## YOUR INSTRUCTIONS
Where a line holds the word "Technology", copy that line.

## THE DATA
↓

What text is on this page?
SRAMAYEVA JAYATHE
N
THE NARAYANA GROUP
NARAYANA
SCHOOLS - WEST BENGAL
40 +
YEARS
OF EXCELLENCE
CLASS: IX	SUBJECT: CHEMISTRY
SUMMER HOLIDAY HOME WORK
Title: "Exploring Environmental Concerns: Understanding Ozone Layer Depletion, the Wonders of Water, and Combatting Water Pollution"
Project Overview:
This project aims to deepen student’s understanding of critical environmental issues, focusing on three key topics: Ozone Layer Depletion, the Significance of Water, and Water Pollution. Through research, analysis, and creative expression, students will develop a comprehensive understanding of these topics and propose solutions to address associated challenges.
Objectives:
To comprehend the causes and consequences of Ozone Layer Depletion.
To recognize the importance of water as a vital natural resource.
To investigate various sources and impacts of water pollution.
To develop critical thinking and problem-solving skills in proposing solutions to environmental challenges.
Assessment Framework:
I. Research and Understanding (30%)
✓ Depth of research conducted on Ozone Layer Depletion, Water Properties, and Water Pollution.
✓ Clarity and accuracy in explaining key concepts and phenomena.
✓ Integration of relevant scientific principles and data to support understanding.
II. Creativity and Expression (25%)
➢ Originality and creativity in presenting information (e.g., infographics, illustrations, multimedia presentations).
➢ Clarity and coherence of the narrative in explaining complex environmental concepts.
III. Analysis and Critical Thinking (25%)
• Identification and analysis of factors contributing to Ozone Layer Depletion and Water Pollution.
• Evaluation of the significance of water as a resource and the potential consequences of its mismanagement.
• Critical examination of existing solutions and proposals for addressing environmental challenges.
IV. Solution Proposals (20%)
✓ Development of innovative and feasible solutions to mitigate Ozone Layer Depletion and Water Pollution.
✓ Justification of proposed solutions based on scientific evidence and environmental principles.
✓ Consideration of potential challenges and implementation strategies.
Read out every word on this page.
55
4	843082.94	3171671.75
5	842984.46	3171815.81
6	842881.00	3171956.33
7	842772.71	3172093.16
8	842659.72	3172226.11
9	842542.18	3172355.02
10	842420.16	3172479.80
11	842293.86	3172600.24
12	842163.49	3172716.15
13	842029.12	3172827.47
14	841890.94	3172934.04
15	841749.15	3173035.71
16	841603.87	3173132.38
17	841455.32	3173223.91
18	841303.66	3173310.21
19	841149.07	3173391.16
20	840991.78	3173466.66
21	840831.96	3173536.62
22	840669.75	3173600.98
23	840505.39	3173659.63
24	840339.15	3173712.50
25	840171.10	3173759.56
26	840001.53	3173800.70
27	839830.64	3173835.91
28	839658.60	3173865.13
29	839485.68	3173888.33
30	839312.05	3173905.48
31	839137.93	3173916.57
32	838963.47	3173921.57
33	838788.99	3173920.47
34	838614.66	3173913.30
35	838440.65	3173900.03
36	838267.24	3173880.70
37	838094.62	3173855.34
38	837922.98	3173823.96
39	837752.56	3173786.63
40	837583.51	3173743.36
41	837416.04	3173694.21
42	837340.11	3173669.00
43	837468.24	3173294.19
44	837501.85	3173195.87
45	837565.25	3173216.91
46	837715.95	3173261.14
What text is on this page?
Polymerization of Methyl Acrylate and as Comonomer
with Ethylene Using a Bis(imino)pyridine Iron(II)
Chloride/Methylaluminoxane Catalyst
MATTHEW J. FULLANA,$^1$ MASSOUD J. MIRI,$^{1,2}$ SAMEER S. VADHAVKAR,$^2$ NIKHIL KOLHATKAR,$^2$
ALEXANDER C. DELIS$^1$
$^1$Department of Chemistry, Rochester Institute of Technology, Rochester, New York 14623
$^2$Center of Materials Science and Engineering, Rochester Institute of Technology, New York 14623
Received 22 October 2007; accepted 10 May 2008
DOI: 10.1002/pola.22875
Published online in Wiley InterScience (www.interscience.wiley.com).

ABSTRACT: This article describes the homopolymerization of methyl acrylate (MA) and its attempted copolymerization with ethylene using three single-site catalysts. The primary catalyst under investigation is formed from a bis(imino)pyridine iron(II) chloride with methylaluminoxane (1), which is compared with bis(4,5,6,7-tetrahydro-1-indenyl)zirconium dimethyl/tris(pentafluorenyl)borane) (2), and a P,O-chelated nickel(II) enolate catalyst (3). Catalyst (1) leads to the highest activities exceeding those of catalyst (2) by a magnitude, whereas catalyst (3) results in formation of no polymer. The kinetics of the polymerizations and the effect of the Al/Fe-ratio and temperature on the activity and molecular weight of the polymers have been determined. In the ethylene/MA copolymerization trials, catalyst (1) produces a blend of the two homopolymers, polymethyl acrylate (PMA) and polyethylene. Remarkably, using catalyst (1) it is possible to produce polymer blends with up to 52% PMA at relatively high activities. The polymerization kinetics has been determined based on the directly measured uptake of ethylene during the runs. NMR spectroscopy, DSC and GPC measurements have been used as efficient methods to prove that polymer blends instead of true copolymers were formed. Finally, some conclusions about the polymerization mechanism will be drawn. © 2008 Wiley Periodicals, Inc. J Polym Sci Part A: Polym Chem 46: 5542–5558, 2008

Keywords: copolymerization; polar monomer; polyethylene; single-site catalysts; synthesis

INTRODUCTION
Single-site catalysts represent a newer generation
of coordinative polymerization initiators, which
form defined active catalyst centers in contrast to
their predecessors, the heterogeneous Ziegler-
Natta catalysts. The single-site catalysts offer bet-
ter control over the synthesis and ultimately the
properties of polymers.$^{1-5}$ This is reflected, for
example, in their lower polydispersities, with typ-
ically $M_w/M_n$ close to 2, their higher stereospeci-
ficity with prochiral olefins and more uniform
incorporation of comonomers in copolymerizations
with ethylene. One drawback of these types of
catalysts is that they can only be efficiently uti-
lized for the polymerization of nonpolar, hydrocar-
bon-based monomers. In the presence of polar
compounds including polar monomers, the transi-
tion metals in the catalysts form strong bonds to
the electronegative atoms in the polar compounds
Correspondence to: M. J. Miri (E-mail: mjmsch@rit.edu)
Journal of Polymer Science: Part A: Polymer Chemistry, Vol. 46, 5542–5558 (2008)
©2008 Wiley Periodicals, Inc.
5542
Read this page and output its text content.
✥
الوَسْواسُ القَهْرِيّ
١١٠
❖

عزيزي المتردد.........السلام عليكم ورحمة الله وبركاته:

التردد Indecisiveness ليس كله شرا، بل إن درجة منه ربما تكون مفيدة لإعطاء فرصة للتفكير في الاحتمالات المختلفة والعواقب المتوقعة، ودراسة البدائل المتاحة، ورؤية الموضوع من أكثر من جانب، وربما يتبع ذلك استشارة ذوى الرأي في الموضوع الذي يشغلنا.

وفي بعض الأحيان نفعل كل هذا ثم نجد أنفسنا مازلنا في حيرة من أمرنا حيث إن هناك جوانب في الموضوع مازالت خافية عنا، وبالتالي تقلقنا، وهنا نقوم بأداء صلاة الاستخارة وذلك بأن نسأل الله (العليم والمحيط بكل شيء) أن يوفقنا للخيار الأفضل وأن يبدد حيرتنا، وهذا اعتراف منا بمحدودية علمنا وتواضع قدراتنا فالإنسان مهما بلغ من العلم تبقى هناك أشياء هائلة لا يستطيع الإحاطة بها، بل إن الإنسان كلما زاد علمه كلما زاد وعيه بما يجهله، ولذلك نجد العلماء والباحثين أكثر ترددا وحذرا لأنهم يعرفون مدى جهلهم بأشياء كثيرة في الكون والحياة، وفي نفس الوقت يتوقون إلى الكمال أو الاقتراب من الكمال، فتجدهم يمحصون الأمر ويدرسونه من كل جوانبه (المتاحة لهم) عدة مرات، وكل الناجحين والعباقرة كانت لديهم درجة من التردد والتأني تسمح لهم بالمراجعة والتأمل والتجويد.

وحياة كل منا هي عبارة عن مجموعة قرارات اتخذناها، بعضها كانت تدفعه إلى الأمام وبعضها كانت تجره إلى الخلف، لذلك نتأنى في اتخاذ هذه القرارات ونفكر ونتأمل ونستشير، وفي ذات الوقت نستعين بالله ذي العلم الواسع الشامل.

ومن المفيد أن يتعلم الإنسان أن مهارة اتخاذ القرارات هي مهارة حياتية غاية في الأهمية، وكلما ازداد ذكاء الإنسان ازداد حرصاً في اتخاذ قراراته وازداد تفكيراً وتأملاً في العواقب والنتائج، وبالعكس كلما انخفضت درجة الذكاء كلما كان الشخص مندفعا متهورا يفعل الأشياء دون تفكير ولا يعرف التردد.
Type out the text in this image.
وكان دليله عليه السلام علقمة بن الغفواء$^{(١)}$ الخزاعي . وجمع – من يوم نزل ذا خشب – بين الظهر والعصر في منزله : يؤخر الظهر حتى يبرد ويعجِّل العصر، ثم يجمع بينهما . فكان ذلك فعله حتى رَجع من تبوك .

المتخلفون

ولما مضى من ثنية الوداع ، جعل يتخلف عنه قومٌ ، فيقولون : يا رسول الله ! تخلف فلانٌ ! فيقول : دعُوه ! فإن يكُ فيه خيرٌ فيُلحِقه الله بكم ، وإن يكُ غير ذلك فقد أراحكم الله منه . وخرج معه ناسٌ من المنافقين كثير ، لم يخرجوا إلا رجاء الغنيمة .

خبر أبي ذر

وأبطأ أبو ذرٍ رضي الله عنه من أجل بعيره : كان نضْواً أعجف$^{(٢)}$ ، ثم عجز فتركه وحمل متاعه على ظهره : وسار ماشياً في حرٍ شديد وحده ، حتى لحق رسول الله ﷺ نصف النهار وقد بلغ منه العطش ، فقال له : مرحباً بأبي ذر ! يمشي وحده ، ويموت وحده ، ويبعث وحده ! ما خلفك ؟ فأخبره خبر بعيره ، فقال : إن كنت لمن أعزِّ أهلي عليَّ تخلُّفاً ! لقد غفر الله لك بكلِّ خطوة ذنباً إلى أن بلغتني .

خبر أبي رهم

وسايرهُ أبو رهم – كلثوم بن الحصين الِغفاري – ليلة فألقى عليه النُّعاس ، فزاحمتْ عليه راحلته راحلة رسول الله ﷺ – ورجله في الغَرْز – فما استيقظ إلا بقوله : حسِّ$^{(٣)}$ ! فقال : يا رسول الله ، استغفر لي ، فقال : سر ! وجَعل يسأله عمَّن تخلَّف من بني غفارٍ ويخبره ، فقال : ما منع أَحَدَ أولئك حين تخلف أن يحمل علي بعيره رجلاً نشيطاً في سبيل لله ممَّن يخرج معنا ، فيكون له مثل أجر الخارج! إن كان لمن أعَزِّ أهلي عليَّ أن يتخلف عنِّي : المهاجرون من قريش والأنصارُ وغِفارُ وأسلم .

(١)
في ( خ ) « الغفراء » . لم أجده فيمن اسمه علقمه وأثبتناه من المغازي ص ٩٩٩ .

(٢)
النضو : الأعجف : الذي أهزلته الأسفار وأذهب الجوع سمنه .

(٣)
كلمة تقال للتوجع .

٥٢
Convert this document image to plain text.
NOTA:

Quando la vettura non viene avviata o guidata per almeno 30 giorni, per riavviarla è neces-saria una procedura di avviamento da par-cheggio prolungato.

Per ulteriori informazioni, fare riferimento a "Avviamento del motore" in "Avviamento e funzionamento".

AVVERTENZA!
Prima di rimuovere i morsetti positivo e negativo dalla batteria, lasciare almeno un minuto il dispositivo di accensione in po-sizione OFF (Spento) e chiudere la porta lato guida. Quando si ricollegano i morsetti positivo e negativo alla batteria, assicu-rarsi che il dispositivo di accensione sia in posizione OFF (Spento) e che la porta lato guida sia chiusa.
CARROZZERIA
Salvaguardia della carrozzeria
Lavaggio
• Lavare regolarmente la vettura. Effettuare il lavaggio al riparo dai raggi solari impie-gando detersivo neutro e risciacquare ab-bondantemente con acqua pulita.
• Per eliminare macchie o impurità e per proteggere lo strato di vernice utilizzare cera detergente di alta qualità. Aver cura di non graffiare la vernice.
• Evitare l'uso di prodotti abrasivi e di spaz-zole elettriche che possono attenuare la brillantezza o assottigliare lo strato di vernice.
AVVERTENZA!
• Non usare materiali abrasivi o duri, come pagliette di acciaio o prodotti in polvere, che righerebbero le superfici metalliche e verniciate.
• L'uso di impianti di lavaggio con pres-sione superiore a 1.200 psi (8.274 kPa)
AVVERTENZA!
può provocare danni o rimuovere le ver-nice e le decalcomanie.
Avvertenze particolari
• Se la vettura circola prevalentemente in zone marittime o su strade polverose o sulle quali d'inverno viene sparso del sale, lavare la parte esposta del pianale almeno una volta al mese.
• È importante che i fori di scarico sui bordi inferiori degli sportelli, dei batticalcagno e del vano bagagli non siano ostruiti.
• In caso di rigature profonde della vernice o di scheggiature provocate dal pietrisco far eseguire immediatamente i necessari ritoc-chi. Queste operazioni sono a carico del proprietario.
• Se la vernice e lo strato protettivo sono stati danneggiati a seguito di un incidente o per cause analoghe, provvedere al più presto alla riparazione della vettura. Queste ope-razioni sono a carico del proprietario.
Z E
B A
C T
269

↑

## TASK RESPONSE
$^1$Department of Chemistry, Rochester Institute of Technology, Rochester, New York 14623
$^2$Center of Materials Science and Engineering, Rochester Institute of Technology, New York 14623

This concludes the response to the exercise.